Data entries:
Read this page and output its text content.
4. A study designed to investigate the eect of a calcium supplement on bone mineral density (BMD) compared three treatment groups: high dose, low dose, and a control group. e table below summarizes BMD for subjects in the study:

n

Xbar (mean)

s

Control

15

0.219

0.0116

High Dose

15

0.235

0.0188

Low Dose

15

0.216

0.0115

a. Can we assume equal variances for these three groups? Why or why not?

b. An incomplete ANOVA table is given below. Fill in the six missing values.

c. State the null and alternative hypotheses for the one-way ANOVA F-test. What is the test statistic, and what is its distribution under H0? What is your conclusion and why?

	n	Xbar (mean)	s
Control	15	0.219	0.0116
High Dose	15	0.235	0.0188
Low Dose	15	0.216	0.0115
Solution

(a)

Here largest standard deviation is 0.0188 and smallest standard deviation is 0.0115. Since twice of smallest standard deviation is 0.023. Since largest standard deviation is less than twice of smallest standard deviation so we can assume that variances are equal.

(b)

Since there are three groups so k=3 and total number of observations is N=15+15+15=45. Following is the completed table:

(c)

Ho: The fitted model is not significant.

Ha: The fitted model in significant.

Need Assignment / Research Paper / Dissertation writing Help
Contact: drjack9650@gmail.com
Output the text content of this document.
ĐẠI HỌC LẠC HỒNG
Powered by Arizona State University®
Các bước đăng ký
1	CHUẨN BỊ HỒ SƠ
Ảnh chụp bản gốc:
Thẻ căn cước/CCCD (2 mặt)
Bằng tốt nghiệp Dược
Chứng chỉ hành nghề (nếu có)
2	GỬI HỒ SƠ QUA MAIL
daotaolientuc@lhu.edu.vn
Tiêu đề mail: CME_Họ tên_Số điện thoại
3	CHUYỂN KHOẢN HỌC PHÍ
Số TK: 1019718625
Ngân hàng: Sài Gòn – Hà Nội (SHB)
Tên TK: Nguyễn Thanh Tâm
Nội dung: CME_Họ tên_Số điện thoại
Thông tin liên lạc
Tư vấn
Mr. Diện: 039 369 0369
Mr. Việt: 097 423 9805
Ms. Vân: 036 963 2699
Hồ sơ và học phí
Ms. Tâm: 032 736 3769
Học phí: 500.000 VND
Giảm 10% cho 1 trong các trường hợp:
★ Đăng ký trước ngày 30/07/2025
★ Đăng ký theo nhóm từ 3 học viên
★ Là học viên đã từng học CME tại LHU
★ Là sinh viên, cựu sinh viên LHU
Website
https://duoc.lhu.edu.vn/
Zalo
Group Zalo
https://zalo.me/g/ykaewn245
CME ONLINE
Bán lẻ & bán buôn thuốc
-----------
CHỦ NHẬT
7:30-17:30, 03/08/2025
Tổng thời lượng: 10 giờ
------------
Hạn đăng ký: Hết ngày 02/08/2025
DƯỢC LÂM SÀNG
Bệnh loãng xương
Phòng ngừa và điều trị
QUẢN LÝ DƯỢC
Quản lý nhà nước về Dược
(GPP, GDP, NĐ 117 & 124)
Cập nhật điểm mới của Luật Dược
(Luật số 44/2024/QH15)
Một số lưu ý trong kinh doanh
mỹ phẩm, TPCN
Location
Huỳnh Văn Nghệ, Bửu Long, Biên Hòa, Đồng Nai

> Direction: Give all the records again. Match them exactly.

> Final result:
Read this page and output its text content.
4. A study designed to investigate the eect of a calcium supplement on bone mineral density (BMD) compared three treatment groups: high dose, low dose, and a control group. e table below summarizes BMD for subjects in the study:

n

Xbar (mean)

s

Control

15

0.219

0.0116

High Dose

15

0.235

0.0188

Low Dose

15

0.216

0.0115

a. Can we assume equal variances for these three groups? Why or why not?

b. An incomplete ANOVA table is given below. Fill in the six missing values.

c. State the null and alternative hypotheses for the one-way ANOVA F-test. What is the test statistic, and what is its distribution under H0? What is your conclusion and why?

	n	Xbar (mean)	s
Control	15	0.219	0.0116
High Dose	15	0.235	0.0188
Low Dose	15	0.216	0.0115
Solution

(a)

Here largest standard deviation is 0.0188 and smallest standard deviation is 0.0115. Since twice of smallest standard deviation is 0.023. Since largest standard deviation is less than twice of smallest standard deviation so we can assume that variances are equal.

(b)

Since there are three groups so k=3 and total number of observations is N=15+15+15=45. Following is the completed table:

(c)

Ho: The fitted model is not significant.

Ha: The fitted model in significant.

Need Assignment / Research Paper / Dissertation writing Help
Contact: drjack9650@gmail.com
Output the text content of this document.
ĐẠI HỌC LẠC HỒNG
Powered by Arizona State University®
Các bước đăng ký
1	CHUẨN BỊ HỒ SƠ
Ảnh chụp bản gốc:
Thẻ căn cước/CCCD (2 mặt)
Bằng tốt nghiệp Dược
Chứng chỉ hành nghề (nếu có)
2	GỬI HỒ SƠ QUA MAIL
daotaolientuc@lhu.edu.vn
Tiêu đề mail: CME_Họ tên_Số điện thoại
3	CHUYỂN KHOẢN HỌC PHÍ
Số TK: 1019718625
Ngân hàng: Sài Gòn – Hà Nội (SHB)
Tên TK: Nguyễn Thanh Tâm
Nội dung: CME_Họ tên_Số điện thoại
Thông tin liên lạc
Tư vấn
Mr. Diện: 039 369 0369
Mr. Việt: 097 423 9805
Ms. Vân: 036 963 2699
Hồ sơ và học phí
Ms. Tâm: 032 736 3769
Học phí: 500.000 VND
Giảm 10% cho 1 trong các trường hợp:
★ Đăng ký trước ngày 30/07/2025
★ Đăng ký theo nhóm từ 3 học viên
★ Là học viên đã từng học CME tại LHU
★ Là sinh viên, cựu sinh viên LHU
Website
https://duoc.lhu.edu.vn/
Zalo
Group Zalo
https://zalo.me/g/ykaewn245
CME ONLINE
Bán lẻ & bán buôn thuốc
-----------
CHỦ NHẬT
7:30-17:30, 03/08/2025
Tổng thời lượng: 10 giờ
------------
Hạn đăng ký: Hết ngày 02/08/2025
DƯỢC LÂM SÀNG
Bệnh loãng xương
Phòng ngừa và điều trị
QUẢN LÝ DƯỢC
Quản lý nhà nước về Dược
(GPP, GDP, NĐ 117 & 124)
Cập nhật điểm mới của Luật Dược
(Luật số 44/2024/QH15)
Một số lưu ý trong kinh doanh
mỹ phẩm, TPCN
Location
Huỳnh Văn Nghệ, Bửu Long, Biên Hòa, Đồng Nai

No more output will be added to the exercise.